Required work:
Report each line of the data that has "init" somewhere in it.
>>>>
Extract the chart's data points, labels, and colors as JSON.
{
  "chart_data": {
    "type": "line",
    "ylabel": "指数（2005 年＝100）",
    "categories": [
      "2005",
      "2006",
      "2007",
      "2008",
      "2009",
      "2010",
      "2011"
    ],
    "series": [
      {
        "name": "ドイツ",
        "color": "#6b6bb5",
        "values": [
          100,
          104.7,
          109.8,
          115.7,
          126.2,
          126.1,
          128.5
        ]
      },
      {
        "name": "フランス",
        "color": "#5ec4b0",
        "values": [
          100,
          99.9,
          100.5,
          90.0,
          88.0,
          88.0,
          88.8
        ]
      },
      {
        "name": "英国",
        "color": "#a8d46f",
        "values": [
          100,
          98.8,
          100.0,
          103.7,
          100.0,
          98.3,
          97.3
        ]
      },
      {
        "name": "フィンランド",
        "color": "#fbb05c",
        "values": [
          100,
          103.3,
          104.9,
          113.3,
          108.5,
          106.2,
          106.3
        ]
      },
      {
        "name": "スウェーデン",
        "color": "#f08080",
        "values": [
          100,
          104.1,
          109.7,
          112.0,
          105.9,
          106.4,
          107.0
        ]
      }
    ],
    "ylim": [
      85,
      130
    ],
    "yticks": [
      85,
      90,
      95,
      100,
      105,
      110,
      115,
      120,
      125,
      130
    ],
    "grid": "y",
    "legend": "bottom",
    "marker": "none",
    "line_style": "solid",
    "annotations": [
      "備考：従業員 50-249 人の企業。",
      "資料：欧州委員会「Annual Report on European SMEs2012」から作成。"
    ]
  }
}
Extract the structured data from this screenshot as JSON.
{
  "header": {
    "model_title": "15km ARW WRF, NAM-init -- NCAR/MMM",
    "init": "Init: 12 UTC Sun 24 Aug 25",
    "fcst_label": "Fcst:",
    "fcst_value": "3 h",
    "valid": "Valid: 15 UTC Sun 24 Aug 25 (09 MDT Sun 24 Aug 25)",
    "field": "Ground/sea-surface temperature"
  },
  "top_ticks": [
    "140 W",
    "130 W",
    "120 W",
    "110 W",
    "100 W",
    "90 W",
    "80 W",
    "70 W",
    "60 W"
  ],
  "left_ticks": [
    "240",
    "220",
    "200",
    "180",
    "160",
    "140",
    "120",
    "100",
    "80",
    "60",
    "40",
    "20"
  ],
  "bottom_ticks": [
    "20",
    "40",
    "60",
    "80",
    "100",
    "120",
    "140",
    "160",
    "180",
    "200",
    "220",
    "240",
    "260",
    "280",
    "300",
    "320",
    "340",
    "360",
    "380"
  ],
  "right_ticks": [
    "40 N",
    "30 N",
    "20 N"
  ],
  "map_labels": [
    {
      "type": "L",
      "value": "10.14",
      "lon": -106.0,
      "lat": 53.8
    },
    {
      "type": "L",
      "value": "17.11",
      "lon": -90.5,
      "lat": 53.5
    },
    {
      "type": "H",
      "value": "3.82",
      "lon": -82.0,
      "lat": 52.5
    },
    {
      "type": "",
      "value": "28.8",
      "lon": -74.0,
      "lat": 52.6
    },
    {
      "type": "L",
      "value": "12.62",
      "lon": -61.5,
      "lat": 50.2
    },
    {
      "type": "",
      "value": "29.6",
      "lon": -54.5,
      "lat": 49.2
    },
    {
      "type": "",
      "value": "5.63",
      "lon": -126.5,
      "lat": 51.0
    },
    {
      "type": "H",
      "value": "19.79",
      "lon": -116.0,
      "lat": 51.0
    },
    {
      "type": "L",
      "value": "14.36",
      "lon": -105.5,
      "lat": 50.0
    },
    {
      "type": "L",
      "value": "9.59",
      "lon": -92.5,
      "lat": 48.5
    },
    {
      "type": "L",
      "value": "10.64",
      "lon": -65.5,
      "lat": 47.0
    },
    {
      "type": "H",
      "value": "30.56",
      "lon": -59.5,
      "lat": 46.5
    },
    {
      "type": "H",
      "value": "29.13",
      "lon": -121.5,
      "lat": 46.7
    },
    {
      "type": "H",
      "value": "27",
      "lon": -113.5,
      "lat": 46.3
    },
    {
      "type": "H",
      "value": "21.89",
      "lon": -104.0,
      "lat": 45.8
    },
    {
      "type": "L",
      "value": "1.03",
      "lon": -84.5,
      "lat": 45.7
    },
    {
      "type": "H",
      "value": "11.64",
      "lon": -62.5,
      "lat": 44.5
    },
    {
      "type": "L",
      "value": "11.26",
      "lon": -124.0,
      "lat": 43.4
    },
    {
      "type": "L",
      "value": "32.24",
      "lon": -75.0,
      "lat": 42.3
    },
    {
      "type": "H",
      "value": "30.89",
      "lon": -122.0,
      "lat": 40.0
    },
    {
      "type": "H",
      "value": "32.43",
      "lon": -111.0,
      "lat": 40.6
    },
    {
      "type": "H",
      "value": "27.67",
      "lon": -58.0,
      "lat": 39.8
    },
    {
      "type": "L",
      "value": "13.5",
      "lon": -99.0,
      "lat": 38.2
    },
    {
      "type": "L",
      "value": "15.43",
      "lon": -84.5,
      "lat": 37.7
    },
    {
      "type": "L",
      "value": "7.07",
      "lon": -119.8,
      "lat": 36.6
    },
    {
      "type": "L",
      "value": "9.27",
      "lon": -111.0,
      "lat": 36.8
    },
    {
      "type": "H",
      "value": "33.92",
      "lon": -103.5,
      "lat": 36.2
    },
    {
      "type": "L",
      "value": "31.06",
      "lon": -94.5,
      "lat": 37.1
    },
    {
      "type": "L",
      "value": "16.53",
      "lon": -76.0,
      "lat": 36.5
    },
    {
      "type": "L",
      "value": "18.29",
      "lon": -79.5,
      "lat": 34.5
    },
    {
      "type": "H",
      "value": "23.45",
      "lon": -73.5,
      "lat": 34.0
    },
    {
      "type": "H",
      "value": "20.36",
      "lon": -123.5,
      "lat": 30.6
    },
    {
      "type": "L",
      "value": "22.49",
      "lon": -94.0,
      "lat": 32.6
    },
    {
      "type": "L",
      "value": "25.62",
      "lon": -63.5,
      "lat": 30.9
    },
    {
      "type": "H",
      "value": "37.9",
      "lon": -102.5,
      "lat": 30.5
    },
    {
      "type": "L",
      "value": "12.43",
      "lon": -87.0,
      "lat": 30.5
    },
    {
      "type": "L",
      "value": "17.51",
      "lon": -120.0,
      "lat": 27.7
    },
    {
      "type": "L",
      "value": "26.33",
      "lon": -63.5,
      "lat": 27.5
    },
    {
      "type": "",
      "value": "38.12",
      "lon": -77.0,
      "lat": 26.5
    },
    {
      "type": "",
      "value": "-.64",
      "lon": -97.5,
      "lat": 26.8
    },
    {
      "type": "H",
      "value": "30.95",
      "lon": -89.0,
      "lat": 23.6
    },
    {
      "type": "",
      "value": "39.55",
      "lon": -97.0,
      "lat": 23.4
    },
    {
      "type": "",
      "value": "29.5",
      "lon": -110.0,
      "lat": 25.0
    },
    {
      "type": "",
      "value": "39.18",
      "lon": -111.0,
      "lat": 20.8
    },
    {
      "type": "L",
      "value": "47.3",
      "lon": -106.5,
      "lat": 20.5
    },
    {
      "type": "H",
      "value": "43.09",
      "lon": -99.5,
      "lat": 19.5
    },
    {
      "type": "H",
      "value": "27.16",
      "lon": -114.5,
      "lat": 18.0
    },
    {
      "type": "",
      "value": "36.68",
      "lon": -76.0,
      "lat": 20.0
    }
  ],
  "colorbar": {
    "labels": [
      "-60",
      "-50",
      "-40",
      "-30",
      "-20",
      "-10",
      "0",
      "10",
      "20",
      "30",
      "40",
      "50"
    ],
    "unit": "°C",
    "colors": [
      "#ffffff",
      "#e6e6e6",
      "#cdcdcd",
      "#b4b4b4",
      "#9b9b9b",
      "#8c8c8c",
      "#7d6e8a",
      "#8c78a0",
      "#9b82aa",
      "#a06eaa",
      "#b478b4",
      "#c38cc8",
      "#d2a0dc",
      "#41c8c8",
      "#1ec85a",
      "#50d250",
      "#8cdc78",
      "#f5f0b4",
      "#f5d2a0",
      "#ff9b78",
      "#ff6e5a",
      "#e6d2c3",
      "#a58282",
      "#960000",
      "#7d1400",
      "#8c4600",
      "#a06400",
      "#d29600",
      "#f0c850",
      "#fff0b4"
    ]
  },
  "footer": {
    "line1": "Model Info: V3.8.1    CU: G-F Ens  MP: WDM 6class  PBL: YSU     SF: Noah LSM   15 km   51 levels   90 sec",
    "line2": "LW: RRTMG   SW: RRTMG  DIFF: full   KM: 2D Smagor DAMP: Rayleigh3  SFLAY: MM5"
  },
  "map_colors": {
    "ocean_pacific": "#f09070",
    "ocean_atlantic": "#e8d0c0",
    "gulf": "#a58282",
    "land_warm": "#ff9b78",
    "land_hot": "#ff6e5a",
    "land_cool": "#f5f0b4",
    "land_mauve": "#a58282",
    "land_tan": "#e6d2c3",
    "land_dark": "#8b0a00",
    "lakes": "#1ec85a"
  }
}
<<<<
Written answer:
    "model_title": "15km ARW WRF, NAM-init -- NCAR/MMM",
    "init": "Init: 12 UTC Sun 24 Aug 25",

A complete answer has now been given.